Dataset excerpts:
------------------------------------

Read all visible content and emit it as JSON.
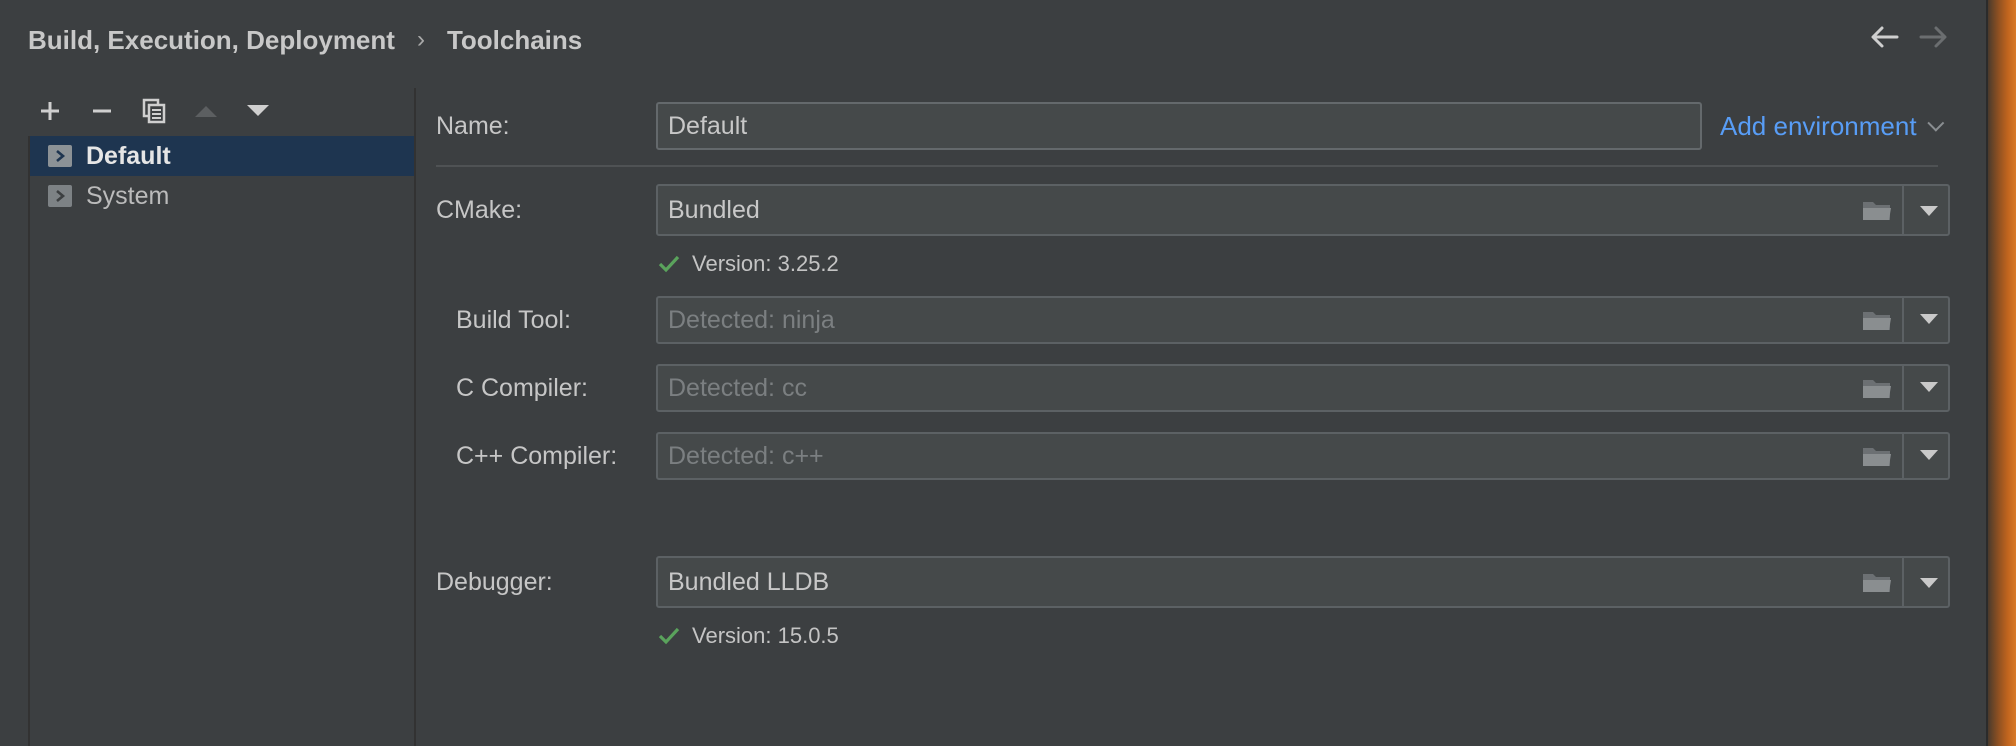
{
  "header": {
    "breadcrumb": [
      "Build, Execution, Deployment",
      "Toolchains"
    ],
    "separator": "›",
    "back_icon": "arrow-left-icon",
    "forward_icon": "arrow-right-icon"
  },
  "toolbar": {
    "buttons": [
      {
        "icon": "plus-icon",
        "enabled": true
      },
      {
        "icon": "minus-icon",
        "enabled": true
      },
      {
        "icon": "copy-icon",
        "enabled": true
      },
      {
        "icon": "move-up-icon",
        "enabled": false
      },
      {
        "icon": "move-down-icon",
        "enabled": true
      }
    ]
  },
  "toolchains": [
    {
      "label": "Default",
      "selected": true
    },
    {
      "label": "System",
      "selected": false
    }
  ],
  "form": {
    "name": {
      "label": "Name:",
      "value": "Default"
    },
    "add_environment": "Add environment",
    "cmake": {
      "label": "CMake:",
      "value": "Bundled",
      "version": "Version: 3.25.2"
    },
    "build_tool": {
      "label": "Build Tool:",
      "placeholder": "Detected: ninja"
    },
    "c_compiler": {
      "label": "C Compiler:",
      "placeholder": "Detected: cc"
    },
    "cpp_compiler": {
      "label": "C++ Compiler:",
      "placeholder": "Detected: c++"
    },
    "debugger": {
      "label": "Debugger:",
      "value": "Bundled LLDB",
      "version": "Version: 15.0.5"
    }
  },
  "colors": {
    "background": "#3c3f41",
    "selection": "#1e3550",
    "link": "#589df6",
    "check": "#5aa35c"
  }
}
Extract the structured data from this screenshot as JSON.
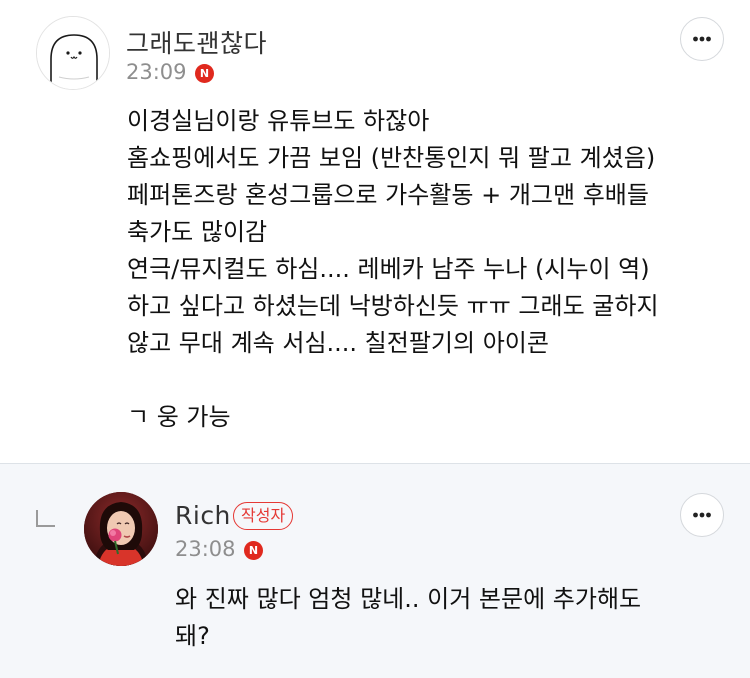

------------------------------------

### What is asked
Ignore the images and quote every line of the listing exactly.

### Solution to this exercise
Read all visible content and emit it as JSON.
{
  "header": {
    "breadcrumb": [
      "Build, Execution, Deployment",
      "Toolchains"
    ],
    "separator": "›",
    "back_icon": "arrow-left-icon",
    "forward_icon": "arrow-right-icon"
  },
  "toolbar": {
    "buttons": [
      {
        "icon": "plus-icon",
        "enabled": true
      },
      {
        "icon": "minus-icon",
        "enabled": true
      },
      {
        "icon": "copy-icon",
        "enabled": true
      },
      {
        "icon": "move-up-icon",
        "enabled": false
      },
      {
        "icon": "move-down-icon",
        "enabled": true
      }
    ]
  },
  "toolchains": [
    {
      "label": "Default",
      "selected": true
    },
    {
      "label": "System",
      "selected": false
    }
  ],
  "form": {
    "name": {
      "label": "Name:",
      "value": "Default"
    },
    "add_environment": "Add environment",
    "cmake": {
      "label": "CMake:",
      "value": "Bundled",
      "version": "Version: 3.25.2"
    },
    "build_tool": {
      "label": "Build Tool:",
      "placeholder": "Detected: ninja"
    },
    "c_compiler": {
      "label": "C Compiler:",
      "placeholder": "Detected: cc"
    },
    "cpp_compiler": {
      "label": "C++ Compiler:",
      "placeholder": "Detected: c++"
    },
    "debugger": {
      "label": "Debugger:",
      "value": "Bundled LLDB",
      "version": "Version: 15.0.5"
    }
  },
  "colors": {
    "background": "#3c3f41",
    "selection": "#1e3550",
    "link": "#589df6",
    "check": "#5aa35c"
  }
}
Extract the structured data from this screenshot as JSON.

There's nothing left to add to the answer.